#### INPUT RECORDS ####

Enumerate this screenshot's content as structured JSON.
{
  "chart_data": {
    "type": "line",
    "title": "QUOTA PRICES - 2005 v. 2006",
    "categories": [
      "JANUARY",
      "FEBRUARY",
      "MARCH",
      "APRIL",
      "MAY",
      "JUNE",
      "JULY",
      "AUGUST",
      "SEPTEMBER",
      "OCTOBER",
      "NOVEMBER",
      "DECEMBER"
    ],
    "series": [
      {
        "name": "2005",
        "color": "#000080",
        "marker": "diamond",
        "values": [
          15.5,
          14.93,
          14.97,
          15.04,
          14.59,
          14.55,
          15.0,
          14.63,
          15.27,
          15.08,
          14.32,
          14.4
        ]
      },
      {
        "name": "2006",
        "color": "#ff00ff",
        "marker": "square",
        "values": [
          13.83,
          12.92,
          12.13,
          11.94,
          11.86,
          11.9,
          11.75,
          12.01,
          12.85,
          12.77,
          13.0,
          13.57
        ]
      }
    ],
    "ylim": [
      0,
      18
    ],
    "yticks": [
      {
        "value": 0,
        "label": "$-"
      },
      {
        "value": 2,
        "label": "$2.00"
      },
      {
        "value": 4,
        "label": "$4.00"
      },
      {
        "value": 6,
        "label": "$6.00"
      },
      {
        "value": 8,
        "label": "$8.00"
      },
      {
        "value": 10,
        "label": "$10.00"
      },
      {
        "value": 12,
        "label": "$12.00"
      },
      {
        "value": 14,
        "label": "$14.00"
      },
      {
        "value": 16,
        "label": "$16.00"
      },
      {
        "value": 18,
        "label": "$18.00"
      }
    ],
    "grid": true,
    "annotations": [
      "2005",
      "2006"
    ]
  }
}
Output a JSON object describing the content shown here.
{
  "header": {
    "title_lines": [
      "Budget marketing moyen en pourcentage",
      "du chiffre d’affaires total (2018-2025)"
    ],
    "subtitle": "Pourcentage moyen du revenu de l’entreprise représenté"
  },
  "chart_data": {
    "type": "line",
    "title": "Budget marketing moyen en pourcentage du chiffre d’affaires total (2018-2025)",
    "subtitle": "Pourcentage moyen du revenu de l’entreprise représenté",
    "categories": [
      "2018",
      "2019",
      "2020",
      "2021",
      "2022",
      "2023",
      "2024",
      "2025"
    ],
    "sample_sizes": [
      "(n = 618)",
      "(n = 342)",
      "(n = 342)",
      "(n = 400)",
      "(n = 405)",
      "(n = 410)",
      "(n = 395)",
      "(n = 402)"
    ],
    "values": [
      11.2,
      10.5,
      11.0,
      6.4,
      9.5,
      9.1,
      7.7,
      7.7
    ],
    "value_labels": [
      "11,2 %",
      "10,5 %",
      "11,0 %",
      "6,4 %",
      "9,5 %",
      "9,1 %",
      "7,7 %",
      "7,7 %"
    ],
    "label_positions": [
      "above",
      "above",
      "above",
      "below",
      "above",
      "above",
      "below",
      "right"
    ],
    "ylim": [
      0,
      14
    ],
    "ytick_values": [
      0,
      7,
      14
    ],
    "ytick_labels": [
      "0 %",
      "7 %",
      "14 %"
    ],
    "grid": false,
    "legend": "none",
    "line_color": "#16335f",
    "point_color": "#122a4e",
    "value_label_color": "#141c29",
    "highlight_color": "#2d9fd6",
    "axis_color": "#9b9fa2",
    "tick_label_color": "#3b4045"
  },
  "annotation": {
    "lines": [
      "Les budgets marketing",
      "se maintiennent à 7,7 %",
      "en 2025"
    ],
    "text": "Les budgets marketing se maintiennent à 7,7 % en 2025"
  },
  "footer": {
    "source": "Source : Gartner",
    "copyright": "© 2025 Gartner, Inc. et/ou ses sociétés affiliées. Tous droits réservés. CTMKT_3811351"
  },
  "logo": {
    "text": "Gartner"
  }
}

####

> WRITTEN TASK
Every entry should be printed again exactly as it stands.

> SOLUTION TO THIS EXERCISE
Enumerate this screenshot's content as structured JSON.
{
  "chart_data": {
    "type": "line",
    "title": "QUOTA PRICES - 2005 v. 2006",
    "categories": [
      "JANUARY",
      "FEBRUARY",
      "MARCH",
      "APRIL",
      "MAY",
      "JUNE",
      "JULY",
      "AUGUST",
      "SEPTEMBER",
      "OCTOBER",
      "NOVEMBER",
      "DECEMBER"
    ],
    "series": [
      {
        "name": "2005",
        "color": "#000080",
        "marker": "diamond",
        "values": [
          15.5,
          14.93,
          14.97,
          15.04,
          14.59,
          14.55,
          15.0,
          14.63,
          15.27,
          15.08,
          14.32,
          14.4
        ]
      },
      {
        "name": "2006",
        "color": "#ff00ff",
        "marker": "square",
        "values": [
          13.83,
          12.92,
          12.13,
          11.94,
          11.86,
          11.9,
          11.75,
          12.01,
          12.85,
          12.77,
          13.0,
          13.57
        ]
      }
    ],
    "ylim": [
      0,
      18
    ],
    "yticks": [
      {
        "value": 0,
        "label": "$-"
      },
      {
        "value": 2,
        "label": "$2.00"
      },
      {
        "value": 4,
        "label": "$4.00"
      },
      {
        "value": 6,
        "label": "$6.00"
      },
      {
        "value": 8,
        "label": "$8.00"
      },
      {
        "value": 10,
        "label": "$10.00"
      },
      {
        "value": 12,
        "label": "$12.00"
      },
      {
        "value": 14,
        "label": "$14.00"
      },
      {
        "value": 16,
        "label": "$16.00"
      },
      {
        "value": 18,
        "label": "$18.00"
      }
    ],
    "grid": true,
    "annotations": [
      "2005",
      "2006"
    ]
  }
}
Output a JSON object describing the content shown here.
{
  "header": {
    "title_lines": [
      "Budget marketing moyen en pourcentage",
      "du chiffre d’affaires total (2018-2025)"
    ],
    "subtitle": "Pourcentage moyen du revenu de l’entreprise représenté"
  },
  "chart_data": {
    "type": "line",
    "title": "Budget marketing moyen en pourcentage du chiffre d’affaires total (2018-2025)",
    "subtitle": "Pourcentage moyen du revenu de l’entreprise représenté",
    "categories": [
      "2018",
      "2019",
      "2020",
      "2021",
      "2022",
      "2023",
      "2024",
      "2025"
    ],
    "sample_sizes": [
      "(n = 618)",
      "(n = 342)",
      "(n = 342)",
      "(n = 400)",
      "(n = 405)",
      "(n = 410)",
      "(n = 395)",
      "(n = 402)"
    ],
    "values": [
      11.2,
      10.5,
      11.0,
      6.4,
      9.5,
      9.1,
      7.7,
      7.7
    ],
    "value_labels": [
      "11,2 %",
      "10,5 %",
      "11,0 %",
      "6,4 %",
      "9,5 %",
      "9,1 %",
      "7,7 %",
      "7,7 %"
    ],
    "label_positions": [
      "above",
      "above",
      "above",
      "below",
      "above",
      "above",
      "below",
      "right"
    ],
    "ylim": [
      0,
      14
    ],
    "ytick_values": [
      0,
      7,
      14
    ],
    "ytick_labels": [
      "0 %",
      "7 %",
      "14 %"
    ],
    "grid": false,
    "legend": "none",
    "line_color": "#16335f",
    "point_color": "#122a4e",
    "value_label_color": "#141c29",
    "highlight_color": "#2d9fd6",
    "axis_color": "#9b9fa2",
    "tick_label_color": "#3b4045"
  },
  "annotation": {
    "lines": [
      "Les budgets marketing",
      "se maintiennent à 7,7 %",
      "en 2025"
    ],
    "text": "Les budgets marketing se maintiennent à 7,7 % en 2025"
  },
  "footer": {
    "source": "Source : Gartner",
    "copyright": "© 2025 Gartner, Inc. et/ou ses sociétés affiliées. Tous droits réservés. CTMKT_3811351"
  },
  "logo": {
    "text": "Gartner"
  }
}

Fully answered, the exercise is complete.